**AVAILABLE RECORDS:**
■ ■ ■ ■

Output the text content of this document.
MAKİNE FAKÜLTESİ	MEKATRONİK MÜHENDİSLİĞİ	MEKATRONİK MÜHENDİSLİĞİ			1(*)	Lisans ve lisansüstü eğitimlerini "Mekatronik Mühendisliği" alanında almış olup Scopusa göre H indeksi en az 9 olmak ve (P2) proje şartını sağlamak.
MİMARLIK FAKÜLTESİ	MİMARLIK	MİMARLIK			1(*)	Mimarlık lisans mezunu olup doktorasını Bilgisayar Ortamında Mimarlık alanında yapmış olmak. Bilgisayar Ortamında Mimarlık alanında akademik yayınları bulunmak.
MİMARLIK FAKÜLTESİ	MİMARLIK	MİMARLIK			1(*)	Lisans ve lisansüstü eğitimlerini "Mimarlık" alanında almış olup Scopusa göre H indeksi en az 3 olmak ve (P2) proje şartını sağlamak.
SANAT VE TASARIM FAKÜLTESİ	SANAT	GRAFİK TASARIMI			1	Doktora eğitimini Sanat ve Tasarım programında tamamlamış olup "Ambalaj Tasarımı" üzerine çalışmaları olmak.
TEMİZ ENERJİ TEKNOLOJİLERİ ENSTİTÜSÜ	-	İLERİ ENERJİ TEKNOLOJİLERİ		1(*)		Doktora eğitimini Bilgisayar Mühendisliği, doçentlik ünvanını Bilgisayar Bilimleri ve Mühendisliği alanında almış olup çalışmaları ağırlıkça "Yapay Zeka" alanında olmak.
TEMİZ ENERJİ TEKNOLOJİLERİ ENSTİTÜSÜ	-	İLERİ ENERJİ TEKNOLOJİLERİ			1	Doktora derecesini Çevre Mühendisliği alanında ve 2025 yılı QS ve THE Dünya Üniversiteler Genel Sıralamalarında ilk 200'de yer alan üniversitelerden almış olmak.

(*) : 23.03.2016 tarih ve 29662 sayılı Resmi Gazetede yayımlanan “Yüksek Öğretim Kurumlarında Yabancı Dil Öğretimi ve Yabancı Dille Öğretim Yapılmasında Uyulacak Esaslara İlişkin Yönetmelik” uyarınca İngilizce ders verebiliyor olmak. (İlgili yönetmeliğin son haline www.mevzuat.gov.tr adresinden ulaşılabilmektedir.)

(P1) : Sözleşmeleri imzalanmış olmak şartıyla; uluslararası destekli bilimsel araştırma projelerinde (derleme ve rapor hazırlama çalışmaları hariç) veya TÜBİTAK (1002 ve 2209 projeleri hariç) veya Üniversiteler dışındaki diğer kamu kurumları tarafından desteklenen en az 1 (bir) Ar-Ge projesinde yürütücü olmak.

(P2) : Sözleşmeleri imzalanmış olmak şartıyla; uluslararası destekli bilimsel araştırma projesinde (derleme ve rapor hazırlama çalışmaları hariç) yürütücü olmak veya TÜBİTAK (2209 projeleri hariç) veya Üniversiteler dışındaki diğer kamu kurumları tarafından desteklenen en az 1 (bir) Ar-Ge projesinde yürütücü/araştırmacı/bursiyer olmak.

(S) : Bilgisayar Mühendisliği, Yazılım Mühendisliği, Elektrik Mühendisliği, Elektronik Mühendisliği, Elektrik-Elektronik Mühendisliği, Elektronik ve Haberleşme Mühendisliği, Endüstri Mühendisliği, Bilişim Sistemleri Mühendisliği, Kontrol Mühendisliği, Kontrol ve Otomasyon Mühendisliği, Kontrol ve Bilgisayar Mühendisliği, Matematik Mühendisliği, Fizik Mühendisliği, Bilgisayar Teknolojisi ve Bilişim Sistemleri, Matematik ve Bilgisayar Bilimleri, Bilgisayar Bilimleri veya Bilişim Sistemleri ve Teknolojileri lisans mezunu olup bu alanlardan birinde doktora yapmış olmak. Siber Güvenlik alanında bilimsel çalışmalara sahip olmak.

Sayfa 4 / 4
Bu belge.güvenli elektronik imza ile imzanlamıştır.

■ ■ ■ ■

**TASK REQUIREMENTS:** The whole listing above needs to be written out again exactly.

**FULL OUTPUT:**
Output the text content of this document.
MAKİNE FAKÜLTESİ	MEKATRONİK MÜHENDİSLİĞİ	MEKATRONİK MÜHENDİSLİĞİ			1(*)	Lisans ve lisansüstü eğitimlerini "Mekatronik Mühendisliği" alanında almış olup Scopusa göre H indeksi en az 9 olmak ve (P2) proje şartını sağlamak.
MİMARLIK FAKÜLTESİ	MİMARLIK	MİMARLIK			1(*)	Mimarlık lisans mezunu olup doktorasını Bilgisayar Ortamında Mimarlık alanında yapmış olmak. Bilgisayar Ortamında Mimarlık alanında akademik yayınları bulunmak.
MİMARLIK FAKÜLTESİ	MİMARLIK	MİMARLIK			1(*)	Lisans ve lisansüstü eğitimlerini "Mimarlık" alanında almış olup Scopusa göre H indeksi en az 3 olmak ve (P2) proje şartını sağlamak.
SANAT VE TASARIM FAKÜLTESİ	SANAT	GRAFİK TASARIMI			1	Doktora eğitimini Sanat ve Tasarım programında tamamlamış olup "Ambalaj Tasarımı" üzerine çalışmaları olmak.
TEMİZ ENERJİ TEKNOLOJİLERİ ENSTİTÜSÜ	-	İLERİ ENERJİ TEKNOLOJİLERİ		1(*)		Doktora eğitimini Bilgisayar Mühendisliği, doçentlik ünvanını Bilgisayar Bilimleri ve Mühendisliği alanında almış olup çalışmaları ağırlıkça "Yapay Zeka" alanında olmak.
TEMİZ ENERJİ TEKNOLOJİLERİ ENSTİTÜSÜ	-	İLERİ ENERJİ TEKNOLOJİLERİ			1	Doktora derecesini Çevre Mühendisliği alanında ve 2025 yılı QS ve THE Dünya Üniversiteler Genel Sıralamalarında ilk 200'de yer alan üniversitelerden almış olmak.

(*) : 23.03.2016 tarih ve 29662 sayılı Resmi Gazetede yayımlanan “Yüksek Öğretim Kurumlarında Yabancı Dil Öğretimi ve Yabancı Dille Öğretim Yapılmasında Uyulacak Esaslara İlişkin Yönetmelik” uyarınca İngilizce ders verebiliyor olmak. (İlgili yönetmeliğin son haline www.mevzuat.gov.tr adresinden ulaşılabilmektedir.)

(P1) : Sözleşmeleri imzalanmış olmak şartıyla; uluslararası destekli bilimsel araştırma projelerinde (derleme ve rapor hazırlama çalışmaları hariç) veya TÜBİTAK (1002 ve 2209 projeleri hariç) veya Üniversiteler dışındaki diğer kamu kurumları tarafından desteklenen en az 1 (bir) Ar-Ge projesinde yürütücü olmak.

(P2) : Sözleşmeleri imzalanmış olmak şartıyla; uluslararası destekli bilimsel araştırma projesinde (derleme ve rapor hazırlama çalışmaları hariç) yürütücü olmak veya TÜBİTAK (2209 projeleri hariç) veya Üniversiteler dışındaki diğer kamu kurumları tarafından desteklenen en az 1 (bir) Ar-Ge projesinde yürütücü/araştırmacı/bursiyer olmak.

(S) : Bilgisayar Mühendisliği, Yazılım Mühendisliği, Elektrik Mühendisliği, Elektronik Mühendisliği, Elektrik-Elektronik Mühendisliği, Elektronik ve Haberleşme Mühendisliği, Endüstri Mühendisliği, Bilişim Sistemleri Mühendisliği, Kontrol Mühendisliği, Kontrol ve Otomasyon Mühendisliği, Kontrol ve Bilgisayar Mühendisliği, Matematik Mühendisliği, Fizik Mühendisliği, Bilgisayar Teknolojisi ve Bilişim Sistemleri, Matematik ve Bilgisayar Bilimleri, Bilgisayar Bilimleri veya Bilişim Sistemleri ve Teknolojileri lisans mezunu olup bu alanlardan birinde doktora yapmış olmak. Siber Güvenlik alanında bilimsel çalışmalara sahip olmak.

Sayfa 4 / 4
Bu belge.güvenli elektronik imza ile imzanlamıştır.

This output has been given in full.